Repeat the listing in full, word for word.

* _Data records_
>>>
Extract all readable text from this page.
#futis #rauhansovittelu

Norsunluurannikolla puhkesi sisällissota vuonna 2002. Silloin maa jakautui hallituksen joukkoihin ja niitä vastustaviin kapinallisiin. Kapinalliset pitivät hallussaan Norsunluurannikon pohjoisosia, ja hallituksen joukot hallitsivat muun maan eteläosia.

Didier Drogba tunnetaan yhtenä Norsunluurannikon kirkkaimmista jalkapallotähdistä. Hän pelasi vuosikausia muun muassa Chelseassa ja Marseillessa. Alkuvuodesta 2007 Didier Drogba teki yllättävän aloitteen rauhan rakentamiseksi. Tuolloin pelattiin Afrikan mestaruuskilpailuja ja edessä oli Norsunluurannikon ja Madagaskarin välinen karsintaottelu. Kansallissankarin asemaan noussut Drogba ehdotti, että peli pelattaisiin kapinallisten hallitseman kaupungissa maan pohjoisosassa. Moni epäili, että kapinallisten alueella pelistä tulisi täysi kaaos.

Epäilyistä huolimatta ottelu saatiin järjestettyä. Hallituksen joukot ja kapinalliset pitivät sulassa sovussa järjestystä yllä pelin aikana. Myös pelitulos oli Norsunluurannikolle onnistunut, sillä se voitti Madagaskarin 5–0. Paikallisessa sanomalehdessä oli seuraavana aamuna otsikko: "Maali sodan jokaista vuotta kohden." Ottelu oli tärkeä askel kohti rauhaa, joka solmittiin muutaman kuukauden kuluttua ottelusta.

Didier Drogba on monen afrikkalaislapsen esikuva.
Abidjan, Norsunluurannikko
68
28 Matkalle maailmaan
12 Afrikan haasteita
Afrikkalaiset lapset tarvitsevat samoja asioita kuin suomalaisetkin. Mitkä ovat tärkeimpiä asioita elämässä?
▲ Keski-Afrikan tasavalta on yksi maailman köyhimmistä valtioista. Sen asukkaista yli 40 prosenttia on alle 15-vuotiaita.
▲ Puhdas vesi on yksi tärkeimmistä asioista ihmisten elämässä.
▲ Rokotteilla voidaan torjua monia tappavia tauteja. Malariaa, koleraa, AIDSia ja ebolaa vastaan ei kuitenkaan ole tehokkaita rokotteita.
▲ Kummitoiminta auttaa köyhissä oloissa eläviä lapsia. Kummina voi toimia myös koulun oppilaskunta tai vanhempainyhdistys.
<<<
* _Full solution_
Extract all readable text from this page.
#futis #rauhansovittelu

Norsunluurannikolla puhkesi sisällissota vuonna 2002. Silloin maa jakautui hallituksen joukkoihin ja niitä vastustaviin kapinallisiin. Kapinalliset pitivät hallussaan Norsunluurannikon pohjoisosia, ja hallituksen joukot hallitsivat muun maan eteläosia.

Didier Drogba tunnetaan yhtenä Norsunluurannikon kirkkaimmista jalkapallotähdistä. Hän pelasi vuosikausia muun muassa Chelseassa ja Marseillessa. Alkuvuodesta 2007 Didier Drogba teki yllättävän aloitteen rauhan rakentamiseksi. Tuolloin pelattiin Afrikan mestaruuskilpailuja ja edessä oli Norsunluurannikon ja Madagaskarin välinen karsintaottelu. Kansallissankarin asemaan noussut Drogba ehdotti, että peli pelattaisiin kapinallisten hallitseman kaupungissa maan pohjoisosassa. Moni epäili, että kapinallisten alueella pelistä tulisi täysi kaaos.

Epäilyistä huolimatta ottelu saatiin järjestettyä. Hallituksen joukot ja kapinalliset pitivät sulassa sovussa järjestystä yllä pelin aikana. Myös pelitulos oli Norsunluurannikolle onnistunut, sillä se voitti Madagaskarin 5–0. Paikallisessa sanomalehdessä oli seuraavana aamuna otsikko: "Maali sodan jokaista vuotta kohden." Ottelu oli tärkeä askel kohti rauhaa, joka solmittiin muutaman kuukauden kuluttua ottelusta.

Didier Drogba on monen afrikkalaislapsen esikuva.
Abidjan, Norsunluurannikko
68
28 Matkalle maailmaan
12 Afrikan haasteita
Afrikkalaiset lapset tarvitsevat samoja asioita kuin suomalaisetkin. Mitkä ovat tärkeimpiä asioita elämässä?
▲ Keski-Afrikan tasavalta on yksi maailman köyhimmistä valtioista. Sen asukkaista yli 40 prosenttia on alle 15-vuotiaita.
▲ Puhdas vesi on yksi tärkeimmistä asioista ihmisten elämässä.
▲ Rokotteilla voidaan torjua monia tappavia tauteja. Malariaa, koleraa, AIDSia ja ebolaa vastaan ei kuitenkaan ole tehokkaita rokotteita.
▲ Kummitoiminta auttaa köyhissä oloissa eläviä lapsia. Kummina voi toimia myös koulun oppilaskunta tai vanhempainyhdistys.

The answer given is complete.